╭─ SUPPLIED RECORDS

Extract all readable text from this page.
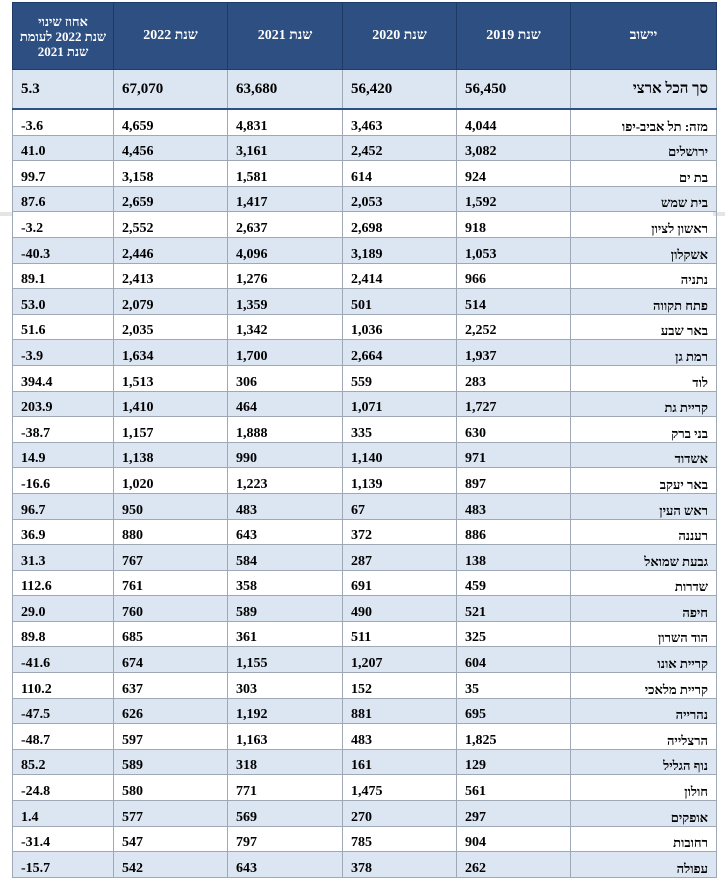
יישוב	שנת 2019	שנת 2020	שנת 2021	שנת 2022	אחוז שינוי
שנת 2022 לעומת
שנת 2021

סך הכל ארצי	56,450	56,420	63,680	67,070	5.3
מזה: תל אביב-יפו	4,044	3,463	4,831	4,659	3.6-
ירושלים	3,082	2,452	3,161	4,456	41.0
בת ים	924	614	1,581	3,158	99.7
בית שמש	1,592	2,053	1,417	2,659	87.6
ראשון לציון	918	2,698	2,637	2,552	3.2-
אשקלון	1,053	3,189	4,096	2,446	40.3-
נתניה	966	2,414	1,276	2,413	89.1
פתח תקווה	514	501	1,359	2,079	53.0
באר שבע	2,252	1,036	1,342	2,035	51.6
רמת גן	1,937	2,664	1,700	1,634	3.9-
לוד	283	559	306	1,513	394.4
קריית גת	1,727	1,071	464	1,410	203.9
בני ברק	630	335	1,888	1,157	38.7-
אשדוד	971	1,140	990	1,138	14.9
באר יעקב	897	1,139	1,223	1,020	16.6-
ראש העין	483	67	483	950	96.7
רעננה	886	372	643	880	36.9
גבעת שמואל	138	287	584	767	31.3
שדרות	459	691	358	761	112.6
חיפה	521	490	589	760	29.0
הוד השרון	325	511	361	685	89.8
קריית אונו	604	1,207	1,155	674	41.6-
קריית מלאכי	35	152	303	637	110.2
נהרייה	695	881	1,192	626	47.5-
הרצלייה	1,825	483	1,163	597	48.7-
נוף הגליל	129	161	318	589	85.2
חולון	561	1,475	771	580	24.8-
אופקים	297	270	569	577	1.4
רחובות	904	785	797	547	31.4-
עפולה	262	378	643	542	15.7-
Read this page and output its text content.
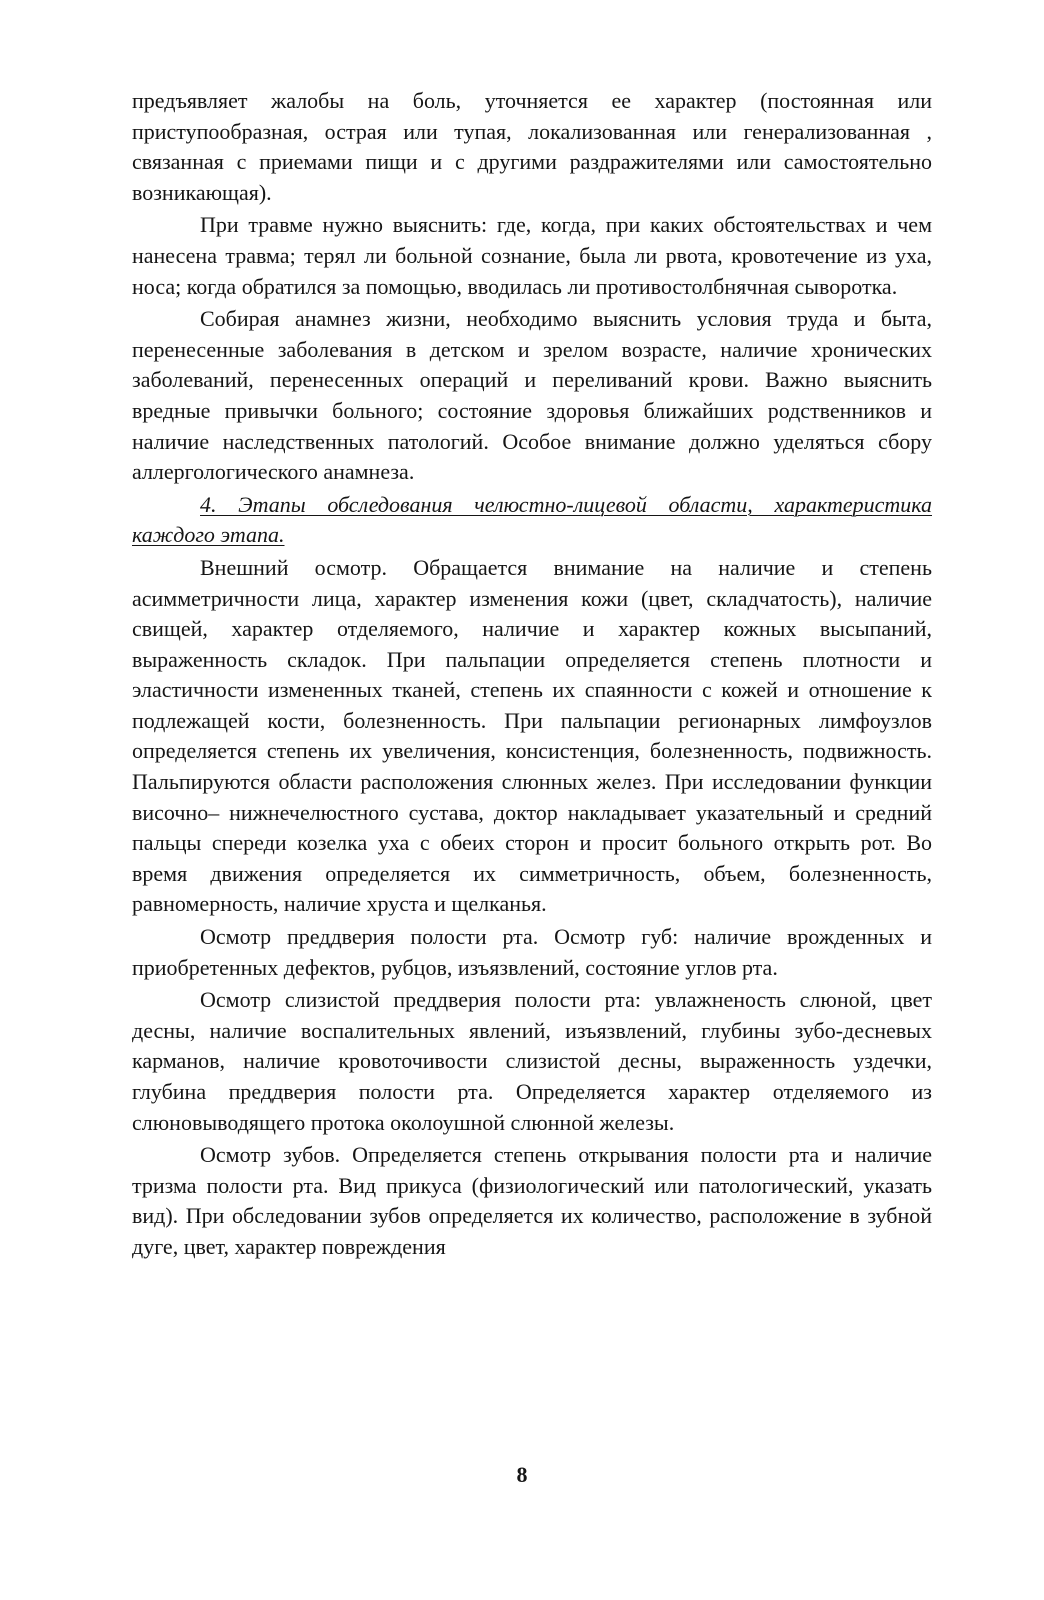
предъявляет жалобы на боль, уточняется ее характер (постоянная или приступообразная, острая или тупая, локализованная или генерализованная , связанная с приемами пищи и с другими раздражителями или самостоятельно возникающая).

При травме нужно выяснить: где, когда, при каких обстоятельствах и чем нанесена травма; терял ли больной сознание, была ли рвота, кровотечение из уха, носа; когда обратился за помощью, вводилась ли противостолбнячная сыворотка.

Собирая анамнез жизни, необходимо выяснить условия труда и быта, перенесенные заболевания в детском и зрелом возрасте, наличие хронических заболеваний, перенесенных операций и переливаний крови. Важно выяснить вредные привычки больного; состояние здоровья ближайших родственников и наличие наследственных патологий. Особое внимание должно уделяться сбору аллергологического анамнеза.

4. Этапы обследования челюстно-лицевой области, характеристика каждого этапа.

Внешний осмотр. Обращается внимание на наличие и степень асимметричности лица, характер изменения кожи (цвет, складчатость), наличие свищей, характер отделяемого, наличие и характер кожных высыпаний, выраженность складок. При пальпации определяется степень плотности и эластичности измененных тканей, степень их спаянности с кожей и отношение к подлежащей кости, болезненность. При пальпации регионарных лимфоузлов определяется степень их увеличения, консистенция, болезненность, подвижность. Пальпируются области расположения слюнных желез. При исследовании функции височно– нижнечелюстного сустава, доктор накладывает указательный и средний пальцы спереди козелка уха с обеих сторон и просит больного открыть рот. Во время движения определяется их симметричность, объем, болезненность, равномерность, наличие хруста и щелканья.

Осмотр преддверия полости рта. Осмотр губ: наличие врожденных и приобретенных дефектов, рубцов, изъязвлений, состояние углов рта.

Осмотр слизистой преддверия полости рта: увлажненость слюной, цвет десны, наличие воспалительных явлений, изъязвлений, глубины зубо-десневых карманов, наличие кровоточивости слизистой десны, выраженность уздечки, глубина преддверия полости рта. Определяется характер отделяемого из слюновыводящего протока околоушной слюнной железы.

Осмотр зубов. Определяется степень открывания полости рта и наличие тризма полости рта. Вид прикуса (физиологический или патологический, указать вид). При обследовании зубов определяется их количество, расположение в зубной дуге, цвет, характер повреждения

8
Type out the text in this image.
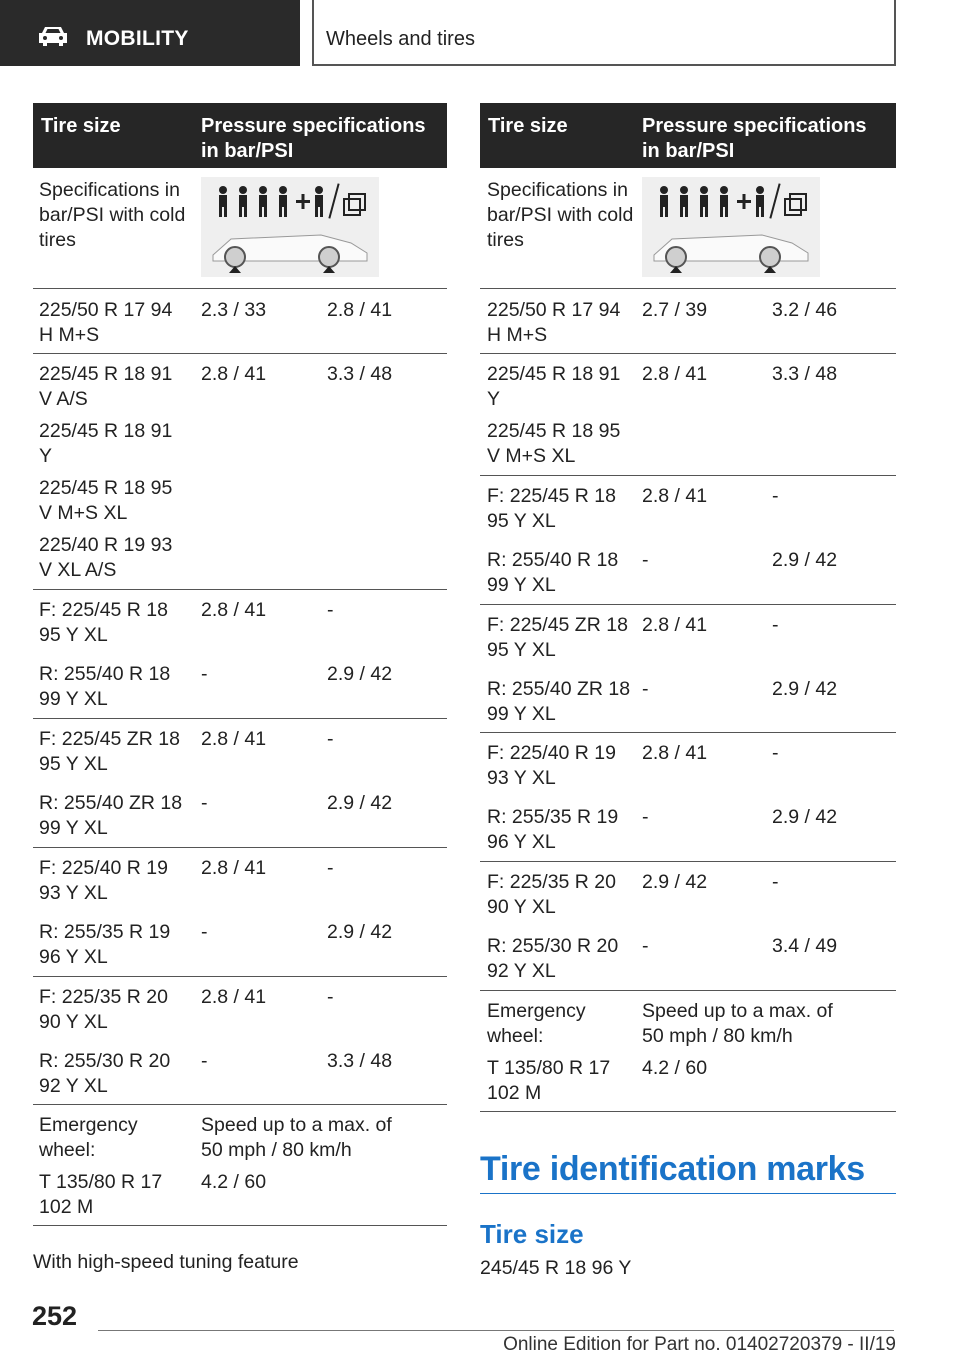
MOBILITY	Wheels and tires
Tire size	Pressure specifications in bar/PSI
Specifications in bar/PSI with cold tires
225/50 R 17 94 H M+S
2.3 / 33	2.8 / 41
225/45 R 18 91 V A/S
225/45 R 18 91 Y
225/45 R 18 95 V M+S XL
225/40 R 19 93 V XL A/S
2.8 / 41	3.3 / 48
F: 225/45 R 18 95 Y XL
2.8 / 41	-
R: 255/40 R 18 99 Y XL
-	2.9 / 42
F: 225/45 ZR 18 95 Y XL
2.8 / 41	-
R: 255/40 ZR 18 99 Y XL
-	2.9 / 42
F: 225/40 R 19 93 Y XL
2.8 / 41	-
R: 255/35 R 19 96 Y XL
-	2.9 / 42
F: 225/35 R 20 90 Y XL
2.8 / 41	-
R: 255/30 R 20 92 Y XL
-	3.3 / 48
Emergency wheel:
Speed up to a max. of 50 mph / 80 km/h
T 135/80 R 17 102 M
4.2 / 60
With high-speed tuning feature
Tire size	Pressure specifications in bar/PSI
Specifications in bar/PSI with cold tires
225/50 R 17 94 H M+S
2.7 / 39	3.2 / 46
225/45 R 18 91 Y
225/45 R 18 95 V M+S XL
2.8 / 41	3.3 / 48
F: 225/45 R 18 95 Y XL
2.8 / 41	-
R: 255/40 R 18 99 Y XL
-	2.9 / 42
F: 225/45 ZR 18 95 Y XL
2.8 / 41	-
R: 255/40 ZR 18 99 Y XL
-	2.9 / 42
F: 225/40 R 19 93 Y XL
2.8 / 41	-
R: 255/35 R 19 96 Y XL
-	2.9 / 42
F: 225/35 R 20 90 Y XL
2.9 / 42	-
R: 255/30 R 20 92 Y XL
-	3.4 / 49
Emergency wheel:
Speed up to a max. of 50 mph / 80 km/h
T 135/80 R 17 102 M
4.2 / 60
Tire identification marks
Tire size
245/45 R 18 96 Y
252
Online Edition for Part no. 01402720379 - II/19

╰─

The material above must be printed exactly, with its pictures left out.

● FINAL RESULT
Extract all readable text from this page.
יישוב	שנת 2019	שנת 2020	שנת 2021	שנת 2022	אחוז שינוי
שנת 2022 לעומת
שנת 2021

סך הכל ארצי	56,450	56,420	63,680	67,070	5.3
מזה: תל אביב-יפו	4,044	3,463	4,831	4,659	3.6-
ירושלים	3,082	2,452	3,161	4,456	41.0
בת ים	924	614	1,581	3,158	99.7
בית שמש	1,592	2,053	1,417	2,659	87.6
ראשון לציון	918	2,698	2,637	2,552	3.2-
אשקלון	1,053	3,189	4,096	2,446	40.3-
נתניה	966	2,414	1,276	2,413	89.1
פתח תקווה	514	501	1,359	2,079	53.0
באר שבע	2,252	1,036	1,342	2,035	51.6
רמת גן	1,937	2,664	1,700	1,634	3.9-
לוד	283	559	306	1,513	394.4
קריית גת	1,727	1,071	464	1,410	203.9
בני ברק	630	335	1,888	1,157	38.7-
אשדוד	971	1,140	990	1,138	14.9
באר יעקב	897	1,139	1,223	1,020	16.6-
ראש העין	483	67	483	950	96.7
רעננה	886	372	643	880	36.9
גבעת שמואל	138	287	584	767	31.3
שדרות	459	691	358	761	112.6
חיפה	521	490	589	760	29.0
הוד השרון	325	511	361	685	89.8
קריית אונו	604	1,207	1,155	674	41.6-
קריית מלאכי	35	152	303	637	110.2
נהרייה	695	881	1,192	626	47.5-
הרצלייה	1,825	483	1,163	597	48.7-
נוף הגליל	129	161	318	589	85.2
חולון	561	1,475	771	580	24.8-
אופקים	297	270	569	577	1.4
רחובות	904	785	797	547	31.4-
עפולה	262	378	643	542	15.7-
Read this page and output its text content.
предъявляет жалобы на боль, уточняется ее характер (постоянная или приступообразная, острая или тупая, локализованная или генерализованная , связанная с приемами пищи и с другими раздражителями или самостоятельно возникающая).

При травме нужно выяснить: где, когда, при каких обстоятельствах и чем нанесена травма; терял ли больной сознание, была ли рвота, кровотечение из уха, носа; когда обратился за помощью, вводилась ли противостолбнячная сыворотка.

Собирая анамнез жизни, необходимо выяснить условия труда и быта, перенесенные заболевания в детском и зрелом возрасте, наличие хронических заболеваний, перенесенных операций и переливаний крови. Важно выяснить вредные привычки больного; состояние здоровья ближайших родственников и наличие наследственных патологий. Особое внимание должно уделяться сбору аллергологического анамнеза.

4. Этапы обследования челюстно-лицевой области, характеристика каждого этапа.

Внешний осмотр. Обращается внимание на наличие и степень асимметричности лица, характер изменения кожи (цвет, складчатость), наличие свищей, характер отделяемого, наличие и характер кожных высыпаний, выраженность складок. При пальпации определяется степень плотности и эластичности измененных тканей, степень их спаянности с кожей и отношение к подлежащей кости, болезненность. При пальпации регионарных лимфоузлов определяется степень их увеличения, консистенция, болезненность, подвижность. Пальпируются области расположения слюнных желез. При исследовании функции височно– нижнечелюстного сустава, доктор накладывает указательный и средний пальцы спереди козелка уха с обеих сторон и просит больного открыть рот. Во время движения определяется их симметричность, объем, болезненность, равномерность, наличие хруста и щелканья.

Осмотр преддверия полости рта. Осмотр губ: наличие врожденных и приобретенных дефектов, рубцов, изъязвлений, состояние углов рта.

Осмотр слизистой преддверия полости рта: увлажненость слюной, цвет десны, наличие воспалительных явлений, изъязвлений, глубины зубо-десневых карманов, наличие кровоточивости слизистой десны, выраженность уздечки, глубина преддверия полости рта. Определяется характер отделяемого из слюновыводящего протока околоушной слюнной железы.

Осмотр зубов. Определяется степень открывания полости рта и наличие тризма полости рта. Вид прикуса (физиологический или патологический, указать вид). При обследовании зубов определяется их количество, расположение в зубной дуге, цвет, характер повреждения

8
Type out the text in this image.
MOBILITY	Wheels and tires
Tire size	Pressure specifications in bar/PSI
Specifications in bar/PSI with cold tires
225/50 R 17 94 H M+S
2.3 / 33	2.8 / 41
225/45 R 18 91 V A/S
225/45 R 18 91 Y
225/45 R 18 95 V M+S XL
225/40 R 19 93 V XL A/S
2.8 / 41	3.3 / 48
F: 225/45 R 18 95 Y XL
2.8 / 41	-
R: 255/40 R 18 99 Y XL
-	2.9 / 42
F: 225/45 ZR 18 95 Y XL
2.8 / 41	-
R: 255/40 ZR 18 99 Y XL
-	2.9 / 42
F: 225/40 R 19 93 Y XL
2.8 / 41	-
R: 255/35 R 19 96 Y XL
-	2.9 / 42
F: 225/35 R 20 90 Y XL
2.8 / 41	-
R: 255/30 R 20 92 Y XL
-	3.3 / 48
Emergency wheel:
Speed up to a max. of 50 mph / 80 km/h
T 135/80 R 17 102 M
4.2 / 60
With high-speed tuning feature
Tire size	Pressure specifications in bar/PSI
Specifications in bar/PSI with cold tires
225/50 R 17 94 H M+S
2.7 / 39	3.2 / 46
225/45 R 18 91 Y
225/45 R 18 95 V M+S XL
2.8 / 41	3.3 / 48
F: 225/45 R 18 95 Y XL
2.8 / 41	-
R: 255/40 R 18 99 Y XL
-	2.9 / 42
F: 225/45 ZR 18 95 Y XL
2.8 / 41	-
R: 255/40 ZR 18 99 Y XL
-	2.9 / 42
F: 225/40 R 19 93 Y XL
2.8 / 41	-
R: 255/35 R 19 96 Y XL
-	2.9 / 42
F: 225/35 R 20 90 Y XL
2.9 / 42	-
R: 255/30 R 20 92 Y XL
-	3.4 / 49
Emergency wheel:
Speed up to a max. of 50 mph / 80 km/h
T 135/80 R 17 102 M
4.2 / 60
Tire identification marks
Tire size
245/45 R 18 96 Y
252
Online Edition for Part no. 01402720379 - II/19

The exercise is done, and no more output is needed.